(Records that describe figures)
○ ○ ○ ○ ○

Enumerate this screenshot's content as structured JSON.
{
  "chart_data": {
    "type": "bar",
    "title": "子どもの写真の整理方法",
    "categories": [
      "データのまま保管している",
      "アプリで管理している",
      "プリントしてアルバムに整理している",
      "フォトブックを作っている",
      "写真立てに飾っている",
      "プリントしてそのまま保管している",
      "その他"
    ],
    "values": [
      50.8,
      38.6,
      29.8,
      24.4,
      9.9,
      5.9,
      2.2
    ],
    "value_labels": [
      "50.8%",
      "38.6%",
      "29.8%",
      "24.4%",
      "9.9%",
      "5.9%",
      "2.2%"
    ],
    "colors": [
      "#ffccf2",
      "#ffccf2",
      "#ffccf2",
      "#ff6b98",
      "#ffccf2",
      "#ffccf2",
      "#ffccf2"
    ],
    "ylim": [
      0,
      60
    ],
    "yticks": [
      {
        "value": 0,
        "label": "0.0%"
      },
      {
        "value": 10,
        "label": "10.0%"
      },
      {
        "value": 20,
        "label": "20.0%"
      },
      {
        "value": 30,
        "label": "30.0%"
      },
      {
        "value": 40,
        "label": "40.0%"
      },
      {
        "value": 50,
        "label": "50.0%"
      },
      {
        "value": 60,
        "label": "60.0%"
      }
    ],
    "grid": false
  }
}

○ ○ ○ ○ ○

Copy out all of the lines above exactly.

Enumerate this screenshot's content as structured JSON.
{
  "chart_data": {
    "type": "bar",
    "title": "子どもの写真の整理方法",
    "categories": [
      "データのまま保管している",
      "アプリで管理している",
      "プリントしてアルバムに整理している",
      "フォトブックを作っている",
      "写真立てに飾っている",
      "プリントしてそのまま保管している",
      "その他"
    ],
    "values": [
      50.8,
      38.6,
      29.8,
      24.4,
      9.9,
      5.9,
      2.2
    ],
    "value_labels": [
      "50.8%",
      "38.6%",
      "29.8%",
      "24.4%",
      "9.9%",
      "5.9%",
      "2.2%"
    ],
    "colors": [
      "#ffccf2",
      "#ffccf2",
      "#ffccf2",
      "#ff6b98",
      "#ffccf2",
      "#ffccf2",
      "#ffccf2"
    ],
    "ylim": [
      0,
      60
    ],
    "yticks": [
      {
        "value": 0,
        "label": "0.0%"
      },
      {
        "value": 10,
        "label": "10.0%"
      },
      {
        "value": 20,
        "label": "20.0%"
      },
      {
        "value": 30,
        "label": "30.0%"
      },
      {
        "value": 40,
        "label": "40.0%"
      },
      {
        "value": 50,
        "label": "50.0%"
      },
      {
        "value": 60,
        "label": "60.0%"
      }
    ],
    "grid": false
  }
}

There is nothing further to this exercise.